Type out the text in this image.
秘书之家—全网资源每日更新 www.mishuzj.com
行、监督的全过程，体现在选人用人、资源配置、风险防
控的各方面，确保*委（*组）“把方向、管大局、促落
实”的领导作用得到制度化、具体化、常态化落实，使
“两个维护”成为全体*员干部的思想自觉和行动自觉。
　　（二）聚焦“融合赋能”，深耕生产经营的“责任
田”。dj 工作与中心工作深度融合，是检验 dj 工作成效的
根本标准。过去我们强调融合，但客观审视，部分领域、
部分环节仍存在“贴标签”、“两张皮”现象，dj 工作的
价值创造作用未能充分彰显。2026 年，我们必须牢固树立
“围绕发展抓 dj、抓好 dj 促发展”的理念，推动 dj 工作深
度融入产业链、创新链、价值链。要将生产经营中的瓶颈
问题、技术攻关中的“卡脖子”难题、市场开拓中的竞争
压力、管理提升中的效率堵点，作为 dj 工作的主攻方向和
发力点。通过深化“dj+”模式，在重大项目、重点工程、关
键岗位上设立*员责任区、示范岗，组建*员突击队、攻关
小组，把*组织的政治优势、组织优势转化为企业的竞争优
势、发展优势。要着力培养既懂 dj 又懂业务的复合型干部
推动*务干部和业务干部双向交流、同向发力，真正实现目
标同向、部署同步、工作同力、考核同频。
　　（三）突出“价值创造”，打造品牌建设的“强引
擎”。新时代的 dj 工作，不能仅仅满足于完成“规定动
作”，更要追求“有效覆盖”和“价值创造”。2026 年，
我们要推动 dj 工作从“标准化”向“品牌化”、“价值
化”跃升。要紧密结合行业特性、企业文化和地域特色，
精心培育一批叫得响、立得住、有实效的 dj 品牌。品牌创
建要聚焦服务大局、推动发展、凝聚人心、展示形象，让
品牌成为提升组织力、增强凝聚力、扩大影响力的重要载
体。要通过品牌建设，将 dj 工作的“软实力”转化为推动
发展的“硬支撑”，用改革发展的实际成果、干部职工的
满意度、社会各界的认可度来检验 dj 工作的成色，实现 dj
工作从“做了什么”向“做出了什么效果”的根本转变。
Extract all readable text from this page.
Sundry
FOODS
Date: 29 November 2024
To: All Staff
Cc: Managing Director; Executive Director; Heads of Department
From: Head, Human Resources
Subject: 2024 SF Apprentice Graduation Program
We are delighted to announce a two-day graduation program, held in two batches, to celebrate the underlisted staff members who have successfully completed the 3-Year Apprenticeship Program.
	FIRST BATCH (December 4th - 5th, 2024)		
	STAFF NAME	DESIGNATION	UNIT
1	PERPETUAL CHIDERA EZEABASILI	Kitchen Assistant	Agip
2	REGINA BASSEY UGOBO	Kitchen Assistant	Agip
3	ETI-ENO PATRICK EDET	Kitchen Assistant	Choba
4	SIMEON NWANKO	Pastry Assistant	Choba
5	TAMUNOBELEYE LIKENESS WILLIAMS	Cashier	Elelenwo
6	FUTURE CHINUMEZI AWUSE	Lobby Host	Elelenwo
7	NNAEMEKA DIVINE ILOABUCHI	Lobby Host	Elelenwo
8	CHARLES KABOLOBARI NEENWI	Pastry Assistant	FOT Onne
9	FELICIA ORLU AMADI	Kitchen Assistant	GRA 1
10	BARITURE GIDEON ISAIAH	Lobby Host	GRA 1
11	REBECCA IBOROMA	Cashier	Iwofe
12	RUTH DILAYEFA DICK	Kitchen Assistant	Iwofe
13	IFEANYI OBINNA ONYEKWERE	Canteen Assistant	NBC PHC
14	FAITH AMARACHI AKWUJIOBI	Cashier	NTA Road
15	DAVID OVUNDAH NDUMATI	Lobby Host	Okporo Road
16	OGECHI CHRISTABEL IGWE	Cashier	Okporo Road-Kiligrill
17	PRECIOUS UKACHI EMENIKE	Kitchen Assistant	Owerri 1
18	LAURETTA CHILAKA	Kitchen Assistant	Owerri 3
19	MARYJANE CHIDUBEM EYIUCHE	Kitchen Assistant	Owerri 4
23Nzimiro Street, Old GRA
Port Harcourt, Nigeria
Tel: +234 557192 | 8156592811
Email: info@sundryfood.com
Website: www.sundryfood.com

##############################

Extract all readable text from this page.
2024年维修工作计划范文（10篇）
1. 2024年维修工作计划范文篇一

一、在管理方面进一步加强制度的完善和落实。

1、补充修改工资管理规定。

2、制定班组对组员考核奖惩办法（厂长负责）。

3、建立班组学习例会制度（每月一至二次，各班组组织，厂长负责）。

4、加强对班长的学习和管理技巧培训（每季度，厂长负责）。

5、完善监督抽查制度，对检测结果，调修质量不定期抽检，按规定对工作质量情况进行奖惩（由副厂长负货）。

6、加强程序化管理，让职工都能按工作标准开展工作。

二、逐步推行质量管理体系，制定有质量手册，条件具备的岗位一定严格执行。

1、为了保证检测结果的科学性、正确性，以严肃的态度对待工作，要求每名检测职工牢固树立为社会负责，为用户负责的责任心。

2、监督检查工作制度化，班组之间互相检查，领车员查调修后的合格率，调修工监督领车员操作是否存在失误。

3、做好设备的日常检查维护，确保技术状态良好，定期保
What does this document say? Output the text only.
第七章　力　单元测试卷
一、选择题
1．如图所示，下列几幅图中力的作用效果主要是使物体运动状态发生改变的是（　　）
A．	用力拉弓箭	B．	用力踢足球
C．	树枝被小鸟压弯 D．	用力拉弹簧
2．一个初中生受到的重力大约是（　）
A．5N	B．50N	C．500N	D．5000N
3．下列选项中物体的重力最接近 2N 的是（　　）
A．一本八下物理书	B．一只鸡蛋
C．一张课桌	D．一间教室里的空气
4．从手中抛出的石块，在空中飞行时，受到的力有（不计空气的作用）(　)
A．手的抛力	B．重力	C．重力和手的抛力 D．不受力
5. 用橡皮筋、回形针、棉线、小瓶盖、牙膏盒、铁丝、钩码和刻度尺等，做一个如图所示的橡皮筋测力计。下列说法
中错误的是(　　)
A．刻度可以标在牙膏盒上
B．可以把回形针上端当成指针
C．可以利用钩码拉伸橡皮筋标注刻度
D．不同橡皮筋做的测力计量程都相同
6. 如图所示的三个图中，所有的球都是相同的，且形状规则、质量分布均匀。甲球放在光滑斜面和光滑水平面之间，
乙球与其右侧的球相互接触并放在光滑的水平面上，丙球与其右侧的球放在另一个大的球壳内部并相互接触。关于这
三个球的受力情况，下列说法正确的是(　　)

##############################

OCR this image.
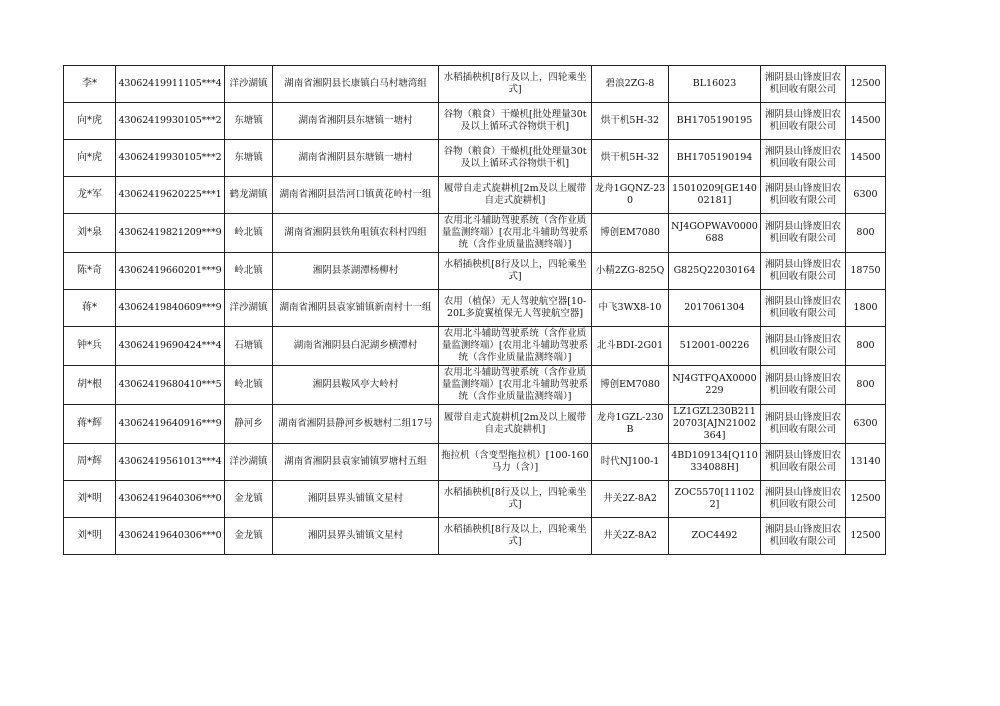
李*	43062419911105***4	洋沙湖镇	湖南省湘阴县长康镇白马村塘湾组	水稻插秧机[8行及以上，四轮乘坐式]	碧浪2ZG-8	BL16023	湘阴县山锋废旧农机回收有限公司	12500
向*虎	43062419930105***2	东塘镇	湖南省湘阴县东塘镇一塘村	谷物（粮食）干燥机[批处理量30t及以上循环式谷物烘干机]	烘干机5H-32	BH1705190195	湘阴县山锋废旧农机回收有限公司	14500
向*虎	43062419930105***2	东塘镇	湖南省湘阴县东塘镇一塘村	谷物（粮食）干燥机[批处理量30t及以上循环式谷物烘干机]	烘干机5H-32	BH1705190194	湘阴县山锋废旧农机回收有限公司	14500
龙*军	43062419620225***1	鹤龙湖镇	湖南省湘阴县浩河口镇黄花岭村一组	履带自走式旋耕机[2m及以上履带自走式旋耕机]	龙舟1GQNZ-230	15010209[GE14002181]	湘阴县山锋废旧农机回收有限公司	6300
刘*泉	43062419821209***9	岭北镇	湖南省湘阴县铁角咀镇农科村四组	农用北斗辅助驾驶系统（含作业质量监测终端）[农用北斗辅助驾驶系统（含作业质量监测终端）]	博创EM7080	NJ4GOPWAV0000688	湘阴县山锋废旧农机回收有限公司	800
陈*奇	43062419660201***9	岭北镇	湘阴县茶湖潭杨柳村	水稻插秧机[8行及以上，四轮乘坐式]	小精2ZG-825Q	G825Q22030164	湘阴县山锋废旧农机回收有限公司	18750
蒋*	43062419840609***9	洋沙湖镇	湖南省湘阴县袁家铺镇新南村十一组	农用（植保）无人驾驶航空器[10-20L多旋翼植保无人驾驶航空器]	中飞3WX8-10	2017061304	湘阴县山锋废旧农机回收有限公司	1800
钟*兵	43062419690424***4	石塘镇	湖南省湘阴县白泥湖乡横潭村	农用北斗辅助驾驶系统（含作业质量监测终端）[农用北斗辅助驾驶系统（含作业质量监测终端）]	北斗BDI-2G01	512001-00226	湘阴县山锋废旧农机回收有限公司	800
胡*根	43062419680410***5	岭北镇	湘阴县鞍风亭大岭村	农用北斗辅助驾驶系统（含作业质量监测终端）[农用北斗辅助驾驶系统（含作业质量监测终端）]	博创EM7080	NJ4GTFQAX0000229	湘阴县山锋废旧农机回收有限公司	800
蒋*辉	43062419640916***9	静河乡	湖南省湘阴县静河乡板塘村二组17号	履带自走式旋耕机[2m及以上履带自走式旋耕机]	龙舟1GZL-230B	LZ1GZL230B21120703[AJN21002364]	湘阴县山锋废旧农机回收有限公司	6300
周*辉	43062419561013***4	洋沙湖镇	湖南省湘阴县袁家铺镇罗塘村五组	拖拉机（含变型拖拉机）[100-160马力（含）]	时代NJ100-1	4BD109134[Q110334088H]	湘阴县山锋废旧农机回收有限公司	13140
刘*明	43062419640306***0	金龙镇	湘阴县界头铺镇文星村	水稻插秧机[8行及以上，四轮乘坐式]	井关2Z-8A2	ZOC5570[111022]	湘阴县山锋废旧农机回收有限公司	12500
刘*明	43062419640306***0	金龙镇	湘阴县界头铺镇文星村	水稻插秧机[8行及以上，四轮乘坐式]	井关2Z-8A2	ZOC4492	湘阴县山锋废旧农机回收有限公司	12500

##############################

Locate all lines in the listing above with the word "农用北斗辅助驾驶系统" and copy them.

**Exercise answer**
刘*泉	43062419821209***9	岭北镇	湖南省湘阴县铁角咀镇农科村四组	农用北斗辅助驾驶系统（含作业质量监测终端）[农用北斗辅助驾驶系统（含作业质量监测终端）]	博创EM7080	NJ4GOPWAV0000688	湘阴县山锋废旧农机回收有限公司	800
钟*兵	43062419690424***4	石塘镇	湖南省湘阴县白泥湖乡横潭村	农用北斗辅助驾驶系统（含作业质量监测终端）[农用北斗辅助驾驶系统（含作业质量监测终端）]	北斗BDI-2G01	512001-00226	湘阴县山锋废旧农机回收有限公司	800
胡*根	43062419680410***5	岭北镇	湘阴县鞍风亭大岭村	农用北斗辅助驾驶系统（含作业质量监测终端）[农用北斗辅助驾驶系统（含作业质量监测终端）]	博创EM7080	NJ4GTFQAX0000229	湘阴县山锋废旧农机回收有限公司	800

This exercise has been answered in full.